**Task brief**
Set down each line of the data below exactly as it stands, dropping the pictures.

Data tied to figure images
□ □ □

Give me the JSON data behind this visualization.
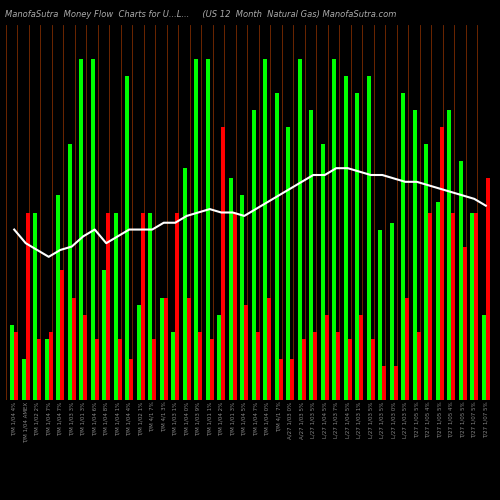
{
  "title": "ManofaSutra  Money Flow  Charts for U...L...     (US 12  Month  Natural Gas) ManofaSutra.com",
  "background_color": "#000000",
  "categories": [
    "T/M 1/04 4%",
    "T/M 1/04 AMEX",
    "T/M 1/02 2%",
    "T/M 1/04 7%",
    "T/M 1/04 7%",
    "T/M 1/03 3%",
    "T/M 1/01 3%",
    "T/M 1/04 6%",
    "T/M 1/04 8%",
    "T/M 1/04 1%",
    "T/M 1/04 4%",
    "T/M 1/02 1%",
    "T/M 4/1 7%",
    "T/M 4/1 3%",
    "T/M 1/03 1%",
    "T/M 1/04 0%",
    "T/M 1/03 9%",
    "T/M 1/01 1%",
    "T/M 1/04 2%",
    "T/M 1/01 3%",
    "T/M 1/04 5%",
    "T/M 1/04 7%",
    "T/M 1/04 0%",
    "T/M 4/1 7%",
    "A/27 1/03 0%",
    "A/27 1/03 5%",
    "L/27 1/03 5%",
    "L/27 1/04 5%",
    "L/27 1/03 7%",
    "L/27 1/04 5%",
    "L/27 1/03 1%",
    "L/27 1/03 5%",
    "L/27 1/03 5%",
    "L/27 1/03 0%",
    "L/27 1/03 5%",
    "T/27 1/05 5%",
    "T/27 1/05 4%",
    "T/27 1/05 5%",
    "T/27 1/05 4%",
    "T/27 1/05 5%",
    "T/27 1/07 5%",
    "T/27 1/07 5%"
  ],
  "green_bars": [
    22,
    12,
    55,
    18,
    60,
    75,
    100,
    100,
    38,
    55,
    95,
    28,
    55,
    30,
    20,
    68,
    100,
    100,
    25,
    65,
    60,
    85,
    100,
    90,
    80,
    100,
    85,
    75,
    100,
    95,
    90,
    95,
    50,
    52,
    90,
    85,
    75,
    58,
    85,
    70,
    55,
    25
  ],
  "red_bars": [
    20,
    55,
    18,
    20,
    38,
    30,
    25,
    18,
    55,
    18,
    12,
    55,
    18,
    30,
    55,
    30,
    20,
    18,
    80,
    55,
    28,
    20,
    30,
    12,
    12,
    18,
    20,
    25,
    20,
    18,
    25,
    18,
    10,
    10,
    30,
    20,
    55,
    80,
    55,
    45,
    55,
    65
  ],
  "line_values": [
    50,
    46,
    44,
    42,
    44,
    45,
    48,
    50,
    46,
    48,
    50,
    50,
    50,
    52,
    52,
    54,
    55,
    56,
    55,
    55,
    54,
    56,
    58,
    60,
    62,
    64,
    66,
    66,
    68,
    68,
    67,
    66,
    66,
    65,
    64,
    64,
    63,
    62,
    61,
    60,
    59,
    57
  ],
  "line_color": "#ffffff",
  "positive_color": "#00ff00",
  "negative_color": "#ff0000",
  "title_color": "#aaaaaa",
  "tick_color": "#888888",
  "title_fontsize": 6,
  "tick_fontsize": 4,
  "separator_color": "#8B3000",
  "ylim": [
    0,
    110
  ]
}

□ □ □

**Solution for this task**
Give me the JSON data behind this visualization.
{
  "title": "ManofaSutra  Money Flow  Charts for U...L...     (US 12  Month  Natural Gas) ManofaSutra.com",
  "background_color": "#000000",
  "categories": [
    "T/M 1/04 4%",
    "T/M 1/04 AMEX",
    "T/M 1/02 2%",
    "T/M 1/04 7%",
    "T/M 1/04 7%",
    "T/M 1/03 3%",
    "T/M 1/01 3%",
    "T/M 1/04 6%",
    "T/M 1/04 8%",
    "T/M 1/04 1%",
    "T/M 1/04 4%",
    "T/M 1/02 1%",
    "T/M 4/1 7%",
    "T/M 4/1 3%",
    "T/M 1/03 1%",
    "T/M 1/04 0%",
    "T/M 1/03 9%",
    "T/M 1/01 1%",
    "T/M 1/04 2%",
    "T/M 1/01 3%",
    "T/M 1/04 5%",
    "T/M 1/04 7%",
    "T/M 1/04 0%",
    "T/M 4/1 7%",
    "A/27 1/03 0%",
    "A/27 1/03 5%",
    "L/27 1/03 5%",
    "L/27 1/04 5%",
    "L/27 1/03 7%",
    "L/27 1/04 5%",
    "L/27 1/03 1%",
    "L/27 1/03 5%",
    "L/27 1/03 5%",
    "L/27 1/03 0%",
    "L/27 1/03 5%",
    "T/27 1/05 5%",
    "T/27 1/05 4%",
    "T/27 1/05 5%",
    "T/27 1/05 4%",
    "T/27 1/05 5%",
    "T/27 1/07 5%",
    "T/27 1/07 5%"
  ],
  "green_bars": [
    22,
    12,
    55,
    18,
    60,
    75,
    100,
    100,
    38,
    55,
    95,
    28,
    55,
    30,
    20,
    68,
    100,
    100,
    25,
    65,
    60,
    85,
    100,
    90,
    80,
    100,
    85,
    75,
    100,
    95,
    90,
    95,
    50,
    52,
    90,
    85,
    75,
    58,
    85,
    70,
    55,
    25
  ],
  "red_bars": [
    20,
    55,
    18,
    20,
    38,
    30,
    25,
    18,
    55,
    18,
    12,
    55,
    18,
    30,
    55,
    30,
    20,
    18,
    80,
    55,
    28,
    20,
    30,
    12,
    12,
    18,
    20,
    25,
    20,
    18,
    25,
    18,
    10,
    10,
    30,
    20,
    55,
    80,
    55,
    45,
    55,
    65
  ],
  "line_values": [
    50,
    46,
    44,
    42,
    44,
    45,
    48,
    50,
    46,
    48,
    50,
    50,
    50,
    52,
    52,
    54,
    55,
    56,
    55,
    55,
    54,
    56,
    58,
    60,
    62,
    64,
    66,
    66,
    68,
    68,
    67,
    66,
    66,
    65,
    64,
    64,
    63,
    62,
    61,
    60,
    59,
    57
  ],
  "line_color": "#ffffff",
  "positive_color": "#00ff00",
  "negative_color": "#ff0000",
  "title_color": "#aaaaaa",
  "tick_color": "#888888",
  "title_fontsize": 6,
  "tick_fontsize": 4,
  "separator_color": "#8B3000",
  "ylim": [
    0,
    110
  ]
}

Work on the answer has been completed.